▶ **Task directions**:
Reproduce the complete listing without any deviation.

^^^^

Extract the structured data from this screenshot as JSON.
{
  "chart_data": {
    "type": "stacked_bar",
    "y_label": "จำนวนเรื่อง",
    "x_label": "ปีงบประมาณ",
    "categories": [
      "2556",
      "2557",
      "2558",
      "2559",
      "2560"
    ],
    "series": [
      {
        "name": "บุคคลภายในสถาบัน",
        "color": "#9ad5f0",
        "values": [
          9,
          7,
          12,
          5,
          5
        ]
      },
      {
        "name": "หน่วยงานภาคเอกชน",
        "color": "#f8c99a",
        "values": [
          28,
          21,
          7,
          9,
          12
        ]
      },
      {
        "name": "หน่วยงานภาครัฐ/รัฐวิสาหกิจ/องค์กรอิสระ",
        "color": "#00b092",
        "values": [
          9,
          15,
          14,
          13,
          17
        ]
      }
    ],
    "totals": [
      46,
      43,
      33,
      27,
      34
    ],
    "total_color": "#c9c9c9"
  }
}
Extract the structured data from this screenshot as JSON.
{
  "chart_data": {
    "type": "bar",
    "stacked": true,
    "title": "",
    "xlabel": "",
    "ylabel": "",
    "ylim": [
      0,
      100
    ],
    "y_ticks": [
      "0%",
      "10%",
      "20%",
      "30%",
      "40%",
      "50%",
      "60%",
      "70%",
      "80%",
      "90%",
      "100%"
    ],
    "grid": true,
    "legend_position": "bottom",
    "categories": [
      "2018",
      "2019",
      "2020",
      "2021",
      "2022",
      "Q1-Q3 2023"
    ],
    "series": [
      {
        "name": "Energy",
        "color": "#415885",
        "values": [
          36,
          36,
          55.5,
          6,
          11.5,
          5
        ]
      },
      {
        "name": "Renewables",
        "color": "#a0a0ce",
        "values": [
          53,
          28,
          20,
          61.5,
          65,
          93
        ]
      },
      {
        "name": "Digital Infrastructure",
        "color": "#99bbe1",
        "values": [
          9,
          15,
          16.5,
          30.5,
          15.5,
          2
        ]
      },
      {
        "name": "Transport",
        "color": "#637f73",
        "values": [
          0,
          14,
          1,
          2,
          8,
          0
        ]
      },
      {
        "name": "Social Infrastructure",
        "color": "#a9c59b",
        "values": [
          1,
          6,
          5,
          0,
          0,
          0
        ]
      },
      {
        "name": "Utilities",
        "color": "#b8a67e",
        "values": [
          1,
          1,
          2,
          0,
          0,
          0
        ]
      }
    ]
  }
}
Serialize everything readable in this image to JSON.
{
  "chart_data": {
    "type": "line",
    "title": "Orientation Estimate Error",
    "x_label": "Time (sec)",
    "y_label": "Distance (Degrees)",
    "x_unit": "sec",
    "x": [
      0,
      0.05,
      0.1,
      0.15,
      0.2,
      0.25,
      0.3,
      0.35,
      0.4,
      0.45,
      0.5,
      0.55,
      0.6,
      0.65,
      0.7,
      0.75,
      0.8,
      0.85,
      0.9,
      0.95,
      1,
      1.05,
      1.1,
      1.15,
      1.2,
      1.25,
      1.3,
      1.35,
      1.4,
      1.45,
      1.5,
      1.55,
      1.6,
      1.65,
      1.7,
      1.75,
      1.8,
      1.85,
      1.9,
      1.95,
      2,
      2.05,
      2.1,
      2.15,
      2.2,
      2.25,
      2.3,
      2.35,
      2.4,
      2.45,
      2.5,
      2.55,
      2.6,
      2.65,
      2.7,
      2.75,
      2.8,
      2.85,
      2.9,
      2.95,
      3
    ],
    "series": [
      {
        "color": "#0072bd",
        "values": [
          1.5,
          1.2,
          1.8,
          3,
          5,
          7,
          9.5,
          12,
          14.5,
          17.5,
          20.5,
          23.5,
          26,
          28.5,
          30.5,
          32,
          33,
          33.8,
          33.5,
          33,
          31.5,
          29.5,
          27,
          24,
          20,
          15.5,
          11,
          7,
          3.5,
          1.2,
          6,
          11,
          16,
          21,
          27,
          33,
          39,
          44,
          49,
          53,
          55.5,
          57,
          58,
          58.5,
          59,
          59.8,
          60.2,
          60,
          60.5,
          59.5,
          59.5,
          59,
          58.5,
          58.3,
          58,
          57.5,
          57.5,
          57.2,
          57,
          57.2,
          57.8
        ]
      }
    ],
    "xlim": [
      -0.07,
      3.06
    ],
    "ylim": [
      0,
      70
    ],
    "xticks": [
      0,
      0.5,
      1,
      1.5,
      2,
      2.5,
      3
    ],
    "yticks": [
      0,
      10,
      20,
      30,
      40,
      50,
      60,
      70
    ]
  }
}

^^^^

▶ **Answer for the task**:
Extract the structured data from this screenshot as JSON.
{
  "chart_data": {
    "type": "stacked_bar",
    "y_label": "จำนวนเรื่อง",
    "x_label": "ปีงบประมาณ",
    "categories": [
      "2556",
      "2557",
      "2558",
      "2559",
      "2560"
    ],
    "series": [
      {
        "name": "บุคคลภายในสถาบัน",
        "color": "#9ad5f0",
        "values": [
          9,
          7,
          12,
          5,
          5
        ]
      },
      {
        "name": "หน่วยงานภาคเอกชน",
        "color": "#f8c99a",
        "values": [
          28,
          21,
          7,
          9,
          12
        ]
      },
      {
        "name": "หน่วยงานภาครัฐ/รัฐวิสาหกิจ/องค์กรอิสระ",
        "color": "#00b092",
        "values": [
          9,
          15,
          14,
          13,
          17
        ]
      }
    ],
    "totals": [
      46,
      43,
      33,
      27,
      34
    ],
    "total_color": "#c9c9c9"
  }
}
Extract the structured data from this screenshot as JSON.
{
  "chart_data": {
    "type": "bar",
    "stacked": true,
    "title": "",
    "xlabel": "",
    "ylabel": "",
    "ylim": [
      0,
      100
    ],
    "y_ticks": [
      "0%",
      "10%",
      "20%",
      "30%",
      "40%",
      "50%",
      "60%",
      "70%",
      "80%",
      "90%",
      "100%"
    ],
    "grid": true,
    "legend_position": "bottom",
    "categories": [
      "2018",
      "2019",
      "2020",
      "2021",
      "2022",
      "Q1-Q3 2023"
    ],
    "series": [
      {
        "name": "Energy",
        "color": "#415885",
        "values": [
          36,
          36,
          55.5,
          6,
          11.5,
          5
        ]
      },
      {
        "name": "Renewables",
        "color": "#a0a0ce",
        "values": [
          53,
          28,
          20,
          61.5,
          65,
          93
        ]
      },
      {
        "name": "Digital Infrastructure",
        "color": "#99bbe1",
        "values": [
          9,
          15,
          16.5,
          30.5,
          15.5,
          2
        ]
      },
      {
        "name": "Transport",
        "color": "#637f73",
        "values": [
          0,
          14,
          1,
          2,
          8,
          0
        ]
      },
      {
        "name": "Social Infrastructure",
        "color": "#a9c59b",
        "values": [
          1,
          6,
          5,
          0,
          0,
          0
        ]
      },
      {
        "name": "Utilities",
        "color": "#b8a67e",
        "values": [
          1,
          1,
          2,
          0,
          0,
          0
        ]
      }
    ]
  }
}
Serialize everything readable in this image to JSON.
{
  "chart_data": {
    "type": "line",
    "title": "Orientation Estimate Error",
    "x_label": "Time (sec)",
    "y_label": "Distance (Degrees)",
    "x_unit": "sec",
    "x": [
      0,
      0.05,
      0.1,
      0.15,
      0.2,
      0.25,
      0.3,
      0.35,
      0.4,
      0.45,
      0.5,
      0.55,
      0.6,
      0.65,
      0.7,
      0.75,
      0.8,
      0.85,
      0.9,
      0.95,
      1,
      1.05,
      1.1,
      1.15,
      1.2,
      1.25,
      1.3,
      1.35,
      1.4,
      1.45,
      1.5,
      1.55,
      1.6,
      1.65,
      1.7,
      1.75,
      1.8,
      1.85,
      1.9,
      1.95,
      2,
      2.05,
      2.1,
      2.15,
      2.2,
      2.25,
      2.3,
      2.35,
      2.4,
      2.45,
      2.5,
      2.55,
      2.6,
      2.65,
      2.7,
      2.75,
      2.8,
      2.85,
      2.9,
      2.95,
      3
    ],
    "series": [
      {
        "color": "#0072bd",
        "values": [
          1.5,
          1.2,
          1.8,
          3,
          5,
          7,
          9.5,
          12,
          14.5,
          17.5,
          20.5,
          23.5,
          26,
          28.5,
          30.5,
          32,
          33,
          33.8,
          33.5,
          33,
          31.5,
          29.5,
          27,
          24,
          20,
          15.5,
          11,
          7,
          3.5,
          1.2,
          6,
          11,
          16,
          21,
          27,
          33,
          39,
          44,
          49,
          53,
          55.5,
          57,
          58,
          58.5,
          59,
          59.8,
          60.2,
          60,
          60.5,
          59.5,
          59.5,
          59,
          58.5,
          58.3,
          58,
          57.5,
          57.5,
          57.2,
          57,
          57.2,
          57.8
        ]
      }
    ],
    "xlim": [
      -0.07,
      3.06
    ],
    "ylim": [
      0,
      70
    ],
    "xticks": [
      0,
      0.5,
      1,
      1.5,
      2,
      2.5,
      3
    ],
    "yticks": [
      0,
      10,
      20,
      30,
      40,
      50,
      60,
      70
    ]
  }
}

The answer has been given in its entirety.